=== EXERCISE DESCRIPTION ===
Each entry must appear again exactly as it does in the source.

>> BEGIN GIVEN ENTRIES

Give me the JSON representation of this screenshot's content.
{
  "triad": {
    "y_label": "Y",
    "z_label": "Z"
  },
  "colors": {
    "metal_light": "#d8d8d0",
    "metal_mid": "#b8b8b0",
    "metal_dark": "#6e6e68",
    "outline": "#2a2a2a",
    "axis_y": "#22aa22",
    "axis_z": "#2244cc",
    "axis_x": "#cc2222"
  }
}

>> END GIVEN ENTRIES

=== TASK RESULT ===
Give me the JSON representation of this screenshot's content.
{
  "triad": {
    "y_label": "Y",
    "z_label": "Z"
  },
  "colors": {
    "metal_light": "#d8d8d0",
    "metal_mid": "#b8b8b0",
    "metal_dark": "#6e6e68",
    "outline": "#2a2a2a",
    "axis_y": "#22aa22",
    "axis_z": "#2244cc",
    "axis_x": "#cc2222"
  }
}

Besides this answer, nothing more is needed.